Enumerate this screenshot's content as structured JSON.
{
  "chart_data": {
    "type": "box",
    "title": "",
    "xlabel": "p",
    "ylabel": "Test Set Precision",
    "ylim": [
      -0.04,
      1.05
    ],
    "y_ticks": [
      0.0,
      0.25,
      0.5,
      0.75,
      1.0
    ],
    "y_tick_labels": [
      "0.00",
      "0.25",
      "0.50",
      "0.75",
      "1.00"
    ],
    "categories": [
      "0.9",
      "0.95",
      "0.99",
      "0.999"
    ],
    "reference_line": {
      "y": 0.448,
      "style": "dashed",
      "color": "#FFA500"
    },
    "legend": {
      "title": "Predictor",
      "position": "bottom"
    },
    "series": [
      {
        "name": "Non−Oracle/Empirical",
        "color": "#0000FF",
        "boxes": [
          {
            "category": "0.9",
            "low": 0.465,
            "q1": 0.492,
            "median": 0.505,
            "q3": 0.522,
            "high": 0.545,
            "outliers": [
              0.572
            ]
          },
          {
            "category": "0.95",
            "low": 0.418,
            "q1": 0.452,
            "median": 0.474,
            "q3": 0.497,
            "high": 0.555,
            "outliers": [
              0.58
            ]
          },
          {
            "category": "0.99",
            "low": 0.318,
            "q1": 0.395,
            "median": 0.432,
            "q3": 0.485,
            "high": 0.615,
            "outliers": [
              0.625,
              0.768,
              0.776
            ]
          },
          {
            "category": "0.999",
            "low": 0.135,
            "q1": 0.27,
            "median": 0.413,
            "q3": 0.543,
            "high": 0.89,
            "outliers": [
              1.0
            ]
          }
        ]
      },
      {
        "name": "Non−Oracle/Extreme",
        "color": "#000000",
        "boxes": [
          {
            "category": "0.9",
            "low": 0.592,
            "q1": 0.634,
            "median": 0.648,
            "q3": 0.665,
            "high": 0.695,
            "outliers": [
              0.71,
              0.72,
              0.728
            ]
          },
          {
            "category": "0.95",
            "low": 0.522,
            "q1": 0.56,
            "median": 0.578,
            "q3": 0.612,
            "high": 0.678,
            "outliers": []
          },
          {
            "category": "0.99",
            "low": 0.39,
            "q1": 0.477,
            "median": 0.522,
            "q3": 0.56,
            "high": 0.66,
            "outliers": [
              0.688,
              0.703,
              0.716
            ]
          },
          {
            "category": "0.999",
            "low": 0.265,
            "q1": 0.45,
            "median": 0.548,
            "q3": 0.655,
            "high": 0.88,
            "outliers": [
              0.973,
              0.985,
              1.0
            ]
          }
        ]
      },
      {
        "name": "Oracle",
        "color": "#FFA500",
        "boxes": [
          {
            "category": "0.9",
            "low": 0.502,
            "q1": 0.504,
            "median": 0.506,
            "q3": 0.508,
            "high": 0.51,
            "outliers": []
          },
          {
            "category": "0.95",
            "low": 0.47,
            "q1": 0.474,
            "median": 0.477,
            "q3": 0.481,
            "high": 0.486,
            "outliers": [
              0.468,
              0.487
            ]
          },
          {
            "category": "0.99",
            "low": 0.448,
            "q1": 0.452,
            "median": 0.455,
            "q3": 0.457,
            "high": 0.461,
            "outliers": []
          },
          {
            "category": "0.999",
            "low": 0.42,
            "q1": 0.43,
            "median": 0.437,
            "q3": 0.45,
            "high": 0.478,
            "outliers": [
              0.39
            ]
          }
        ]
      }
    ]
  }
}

* * *

Repeat the material above exactly.

TASK RESULT:
Enumerate this screenshot's content as structured JSON.
{
  "chart_data": {
    "type": "box",
    "title": "",
    "xlabel": "p",
    "ylabel": "Test Set Precision",
    "ylim": [
      -0.04,
      1.05
    ],
    "y_ticks": [
      0.0,
      0.25,
      0.5,
      0.75,
      1.0
    ],
    "y_tick_labels": [
      "0.00",
      "0.25",
      "0.50",
      "0.75",
      "1.00"
    ],
    "categories": [
      "0.9",
      "0.95",
      "0.99",
      "0.999"
    ],
    "reference_line": {
      "y": 0.448,
      "style": "dashed",
      "color": "#FFA500"
    },
    "legend": {
      "title": "Predictor",
      "position": "bottom"
    },
    "series": [
      {
        "name": "Non−Oracle/Empirical",
        "color": "#0000FF",
        "boxes": [
          {
            "category": "0.9",
            "low": 0.465,
            "q1": 0.492,
            "median": 0.505,
            "q3": 0.522,
            "high": 0.545,
            "outliers": [
              0.572
            ]
          },
          {
            "category": "0.95",
            "low": 0.418,
            "q1": 0.452,
            "median": 0.474,
            "q3": 0.497,
            "high": 0.555,
            "outliers": [
              0.58
            ]
          },
          {
            "category": "0.99",
            "low": 0.318,
            "q1": 0.395,
            "median": 0.432,
            "q3": 0.485,
            "high": 0.615,
            "outliers": [
              0.625,
              0.768,
              0.776
            ]
          },
          {
            "category": "0.999",
            "low": 0.135,
            "q1": 0.27,
            "median": 0.413,
            "q3": 0.543,
            "high": 0.89,
            "outliers": [
              1.0
            ]
          }
        ]
      },
      {
        "name": "Non−Oracle/Extreme",
        "color": "#000000",
        "boxes": [
          {
            "category": "0.9",
            "low": 0.592,
            "q1": 0.634,
            "median": 0.648,
            "q3": 0.665,
            "high": 0.695,
            "outliers": [
              0.71,
              0.72,
              0.728
            ]
          },
          {
            "category": "0.95",
            "low": 0.522,
            "q1": 0.56,
            "median": 0.578,
            "q3": 0.612,
            "high": 0.678,
            "outliers": []
          },
          {
            "category": "0.99",
            "low": 0.39,
            "q1": 0.477,
            "median": 0.522,
            "q3": 0.56,
            "high": 0.66,
            "outliers": [
              0.688,
              0.703,
              0.716
            ]
          },
          {
            "category": "0.999",
            "low": 0.265,
            "q1": 0.45,
            "median": 0.548,
            "q3": 0.655,
            "high": 0.88,
            "outliers": [
              0.973,
              0.985,
              1.0
            ]
          }
        ]
      },
      {
        "name": "Oracle",
        "color": "#FFA500",
        "boxes": [
          {
            "category": "0.9",
            "low": 0.502,
            "q1": 0.504,
            "median": 0.506,
            "q3": 0.508,
            "high": 0.51,
            "outliers": []
          },
          {
            "category": "0.95",
            "low": 0.47,
            "q1": 0.474,
            "median": 0.477,
            "q3": 0.481,
            "high": 0.486,
            "outliers": [
              0.468,
              0.487
            ]
          },
          {
            "category": "0.99",
            "low": 0.448,
            "q1": 0.452,
            "median": 0.455,
            "q3": 0.457,
            "high": 0.461,
            "outliers": []
          },
          {
            "category": "0.999",
            "low": 0.42,
            "q1": 0.43,
            "median": 0.437,
            "q3": 0.45,
            "high": 0.478,
            "outliers": [
              0.39
            ]
          }
        ]
      }
    ]
  }
}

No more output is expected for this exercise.